* [DATA PROVIDED]
┄┄┄┄┄┄

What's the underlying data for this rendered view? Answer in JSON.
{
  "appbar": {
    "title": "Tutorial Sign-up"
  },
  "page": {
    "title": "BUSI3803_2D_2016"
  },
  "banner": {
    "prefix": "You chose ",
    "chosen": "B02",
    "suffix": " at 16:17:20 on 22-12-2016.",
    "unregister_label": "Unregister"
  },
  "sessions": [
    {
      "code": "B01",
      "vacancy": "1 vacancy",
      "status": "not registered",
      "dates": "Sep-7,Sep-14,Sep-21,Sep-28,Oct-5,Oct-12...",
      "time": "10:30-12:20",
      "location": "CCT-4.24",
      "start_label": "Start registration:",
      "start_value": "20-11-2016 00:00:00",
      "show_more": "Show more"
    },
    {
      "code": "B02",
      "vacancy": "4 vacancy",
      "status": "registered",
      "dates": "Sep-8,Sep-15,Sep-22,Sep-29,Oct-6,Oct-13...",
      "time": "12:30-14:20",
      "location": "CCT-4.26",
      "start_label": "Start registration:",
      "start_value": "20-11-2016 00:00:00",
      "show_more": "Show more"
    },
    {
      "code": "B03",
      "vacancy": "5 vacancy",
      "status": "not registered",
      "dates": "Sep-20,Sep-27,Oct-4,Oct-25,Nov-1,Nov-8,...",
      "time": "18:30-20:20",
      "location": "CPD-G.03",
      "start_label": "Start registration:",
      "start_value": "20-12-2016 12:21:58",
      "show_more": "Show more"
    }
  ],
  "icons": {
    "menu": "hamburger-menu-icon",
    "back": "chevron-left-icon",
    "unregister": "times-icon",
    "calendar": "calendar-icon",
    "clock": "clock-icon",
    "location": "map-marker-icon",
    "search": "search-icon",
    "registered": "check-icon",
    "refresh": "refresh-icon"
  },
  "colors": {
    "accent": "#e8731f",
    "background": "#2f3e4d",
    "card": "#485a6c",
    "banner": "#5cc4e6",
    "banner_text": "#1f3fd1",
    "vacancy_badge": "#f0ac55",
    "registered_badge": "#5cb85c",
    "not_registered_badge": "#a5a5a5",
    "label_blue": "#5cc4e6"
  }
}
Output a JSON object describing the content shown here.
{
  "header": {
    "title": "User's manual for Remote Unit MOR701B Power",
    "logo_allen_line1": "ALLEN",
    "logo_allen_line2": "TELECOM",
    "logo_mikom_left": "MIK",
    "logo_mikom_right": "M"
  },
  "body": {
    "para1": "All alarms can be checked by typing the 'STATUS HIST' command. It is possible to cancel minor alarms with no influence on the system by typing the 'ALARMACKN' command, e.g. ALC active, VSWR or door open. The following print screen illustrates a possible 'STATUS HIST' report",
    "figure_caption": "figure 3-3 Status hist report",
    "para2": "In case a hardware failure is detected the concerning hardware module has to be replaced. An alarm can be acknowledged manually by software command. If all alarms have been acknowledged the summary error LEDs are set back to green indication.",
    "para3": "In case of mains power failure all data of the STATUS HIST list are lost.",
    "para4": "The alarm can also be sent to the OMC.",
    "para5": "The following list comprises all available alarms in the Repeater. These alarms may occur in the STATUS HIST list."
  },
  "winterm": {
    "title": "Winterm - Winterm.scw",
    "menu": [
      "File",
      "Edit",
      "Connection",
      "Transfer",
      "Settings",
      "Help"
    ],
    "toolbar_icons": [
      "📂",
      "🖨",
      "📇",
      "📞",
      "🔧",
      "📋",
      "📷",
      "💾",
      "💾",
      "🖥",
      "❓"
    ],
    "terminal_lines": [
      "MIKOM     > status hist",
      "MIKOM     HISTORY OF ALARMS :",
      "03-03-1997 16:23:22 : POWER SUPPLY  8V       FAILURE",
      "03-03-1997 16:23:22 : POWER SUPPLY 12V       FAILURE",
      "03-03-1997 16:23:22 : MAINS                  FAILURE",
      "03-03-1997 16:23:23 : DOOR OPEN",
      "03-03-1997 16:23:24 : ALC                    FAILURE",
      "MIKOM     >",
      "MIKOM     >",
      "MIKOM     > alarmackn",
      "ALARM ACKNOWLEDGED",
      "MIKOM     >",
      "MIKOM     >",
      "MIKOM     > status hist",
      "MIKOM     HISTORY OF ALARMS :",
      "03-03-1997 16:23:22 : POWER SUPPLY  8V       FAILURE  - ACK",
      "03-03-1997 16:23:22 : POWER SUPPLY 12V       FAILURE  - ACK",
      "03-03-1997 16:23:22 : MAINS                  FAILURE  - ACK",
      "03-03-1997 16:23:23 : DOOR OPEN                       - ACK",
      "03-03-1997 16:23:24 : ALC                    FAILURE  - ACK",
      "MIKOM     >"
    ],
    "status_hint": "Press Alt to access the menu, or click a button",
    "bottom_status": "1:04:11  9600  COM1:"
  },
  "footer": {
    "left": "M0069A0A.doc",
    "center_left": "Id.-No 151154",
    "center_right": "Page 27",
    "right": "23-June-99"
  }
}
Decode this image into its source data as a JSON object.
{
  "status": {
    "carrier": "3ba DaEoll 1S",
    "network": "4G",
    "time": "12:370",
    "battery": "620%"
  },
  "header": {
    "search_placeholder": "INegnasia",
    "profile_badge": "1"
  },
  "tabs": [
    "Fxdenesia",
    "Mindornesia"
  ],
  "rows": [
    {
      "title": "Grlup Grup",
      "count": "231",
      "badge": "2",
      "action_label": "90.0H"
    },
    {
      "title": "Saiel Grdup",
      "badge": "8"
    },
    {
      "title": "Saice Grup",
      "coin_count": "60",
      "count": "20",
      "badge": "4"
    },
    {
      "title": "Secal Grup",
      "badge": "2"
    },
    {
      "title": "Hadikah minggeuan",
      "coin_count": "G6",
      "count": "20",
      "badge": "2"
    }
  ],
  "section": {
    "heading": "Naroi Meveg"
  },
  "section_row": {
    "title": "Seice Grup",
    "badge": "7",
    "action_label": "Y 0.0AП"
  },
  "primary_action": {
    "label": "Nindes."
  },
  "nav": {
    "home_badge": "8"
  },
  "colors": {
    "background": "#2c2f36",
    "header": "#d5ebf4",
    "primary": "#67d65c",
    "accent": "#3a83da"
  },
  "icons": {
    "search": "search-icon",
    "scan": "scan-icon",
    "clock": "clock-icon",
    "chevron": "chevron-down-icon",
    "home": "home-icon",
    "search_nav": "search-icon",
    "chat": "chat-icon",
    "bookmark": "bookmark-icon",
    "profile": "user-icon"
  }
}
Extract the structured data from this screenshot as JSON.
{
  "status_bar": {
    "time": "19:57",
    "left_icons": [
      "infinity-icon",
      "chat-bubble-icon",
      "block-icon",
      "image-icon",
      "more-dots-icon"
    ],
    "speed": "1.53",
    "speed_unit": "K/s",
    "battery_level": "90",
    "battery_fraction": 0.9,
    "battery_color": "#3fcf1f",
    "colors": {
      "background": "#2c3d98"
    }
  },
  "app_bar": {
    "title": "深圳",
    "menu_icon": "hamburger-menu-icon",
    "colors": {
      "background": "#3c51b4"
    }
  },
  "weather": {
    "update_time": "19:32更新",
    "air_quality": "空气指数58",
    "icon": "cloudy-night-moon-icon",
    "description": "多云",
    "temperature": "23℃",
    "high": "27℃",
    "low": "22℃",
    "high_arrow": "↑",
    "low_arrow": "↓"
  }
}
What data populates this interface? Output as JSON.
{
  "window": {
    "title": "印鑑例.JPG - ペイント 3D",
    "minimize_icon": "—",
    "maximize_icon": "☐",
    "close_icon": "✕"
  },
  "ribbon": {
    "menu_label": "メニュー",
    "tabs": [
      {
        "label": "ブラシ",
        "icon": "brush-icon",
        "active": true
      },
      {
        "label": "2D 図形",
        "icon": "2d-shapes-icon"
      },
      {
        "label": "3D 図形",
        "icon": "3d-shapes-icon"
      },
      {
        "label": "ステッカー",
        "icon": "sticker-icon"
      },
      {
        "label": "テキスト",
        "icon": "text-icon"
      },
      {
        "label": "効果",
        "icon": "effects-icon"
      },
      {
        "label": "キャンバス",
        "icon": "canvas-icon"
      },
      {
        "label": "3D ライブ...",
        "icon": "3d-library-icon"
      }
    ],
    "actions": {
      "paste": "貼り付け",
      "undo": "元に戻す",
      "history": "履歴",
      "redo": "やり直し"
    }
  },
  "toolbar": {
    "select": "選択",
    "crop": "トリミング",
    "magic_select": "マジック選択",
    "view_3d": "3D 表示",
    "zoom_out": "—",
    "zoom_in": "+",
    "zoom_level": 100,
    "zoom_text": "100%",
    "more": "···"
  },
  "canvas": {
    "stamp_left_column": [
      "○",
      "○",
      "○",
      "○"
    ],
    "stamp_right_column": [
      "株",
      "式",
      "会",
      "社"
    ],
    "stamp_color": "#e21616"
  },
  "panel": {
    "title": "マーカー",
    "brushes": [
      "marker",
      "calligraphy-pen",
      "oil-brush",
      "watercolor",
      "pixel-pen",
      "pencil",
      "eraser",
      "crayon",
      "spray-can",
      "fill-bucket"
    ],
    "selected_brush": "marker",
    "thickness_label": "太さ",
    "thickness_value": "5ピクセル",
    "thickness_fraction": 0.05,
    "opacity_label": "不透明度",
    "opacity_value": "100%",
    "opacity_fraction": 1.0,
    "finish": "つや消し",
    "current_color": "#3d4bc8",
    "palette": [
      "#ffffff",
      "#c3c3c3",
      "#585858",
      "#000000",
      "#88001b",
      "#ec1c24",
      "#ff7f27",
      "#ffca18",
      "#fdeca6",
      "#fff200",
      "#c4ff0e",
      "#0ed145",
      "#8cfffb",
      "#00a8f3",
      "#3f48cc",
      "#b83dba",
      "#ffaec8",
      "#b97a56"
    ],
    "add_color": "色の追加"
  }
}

┄┄┄┄┄┄

* [WHAT YOU SHOULD DO] Tally the lines of the listing above that include the word "dates". Answer with the number alone.

* [EXERCISE ANSWER] 3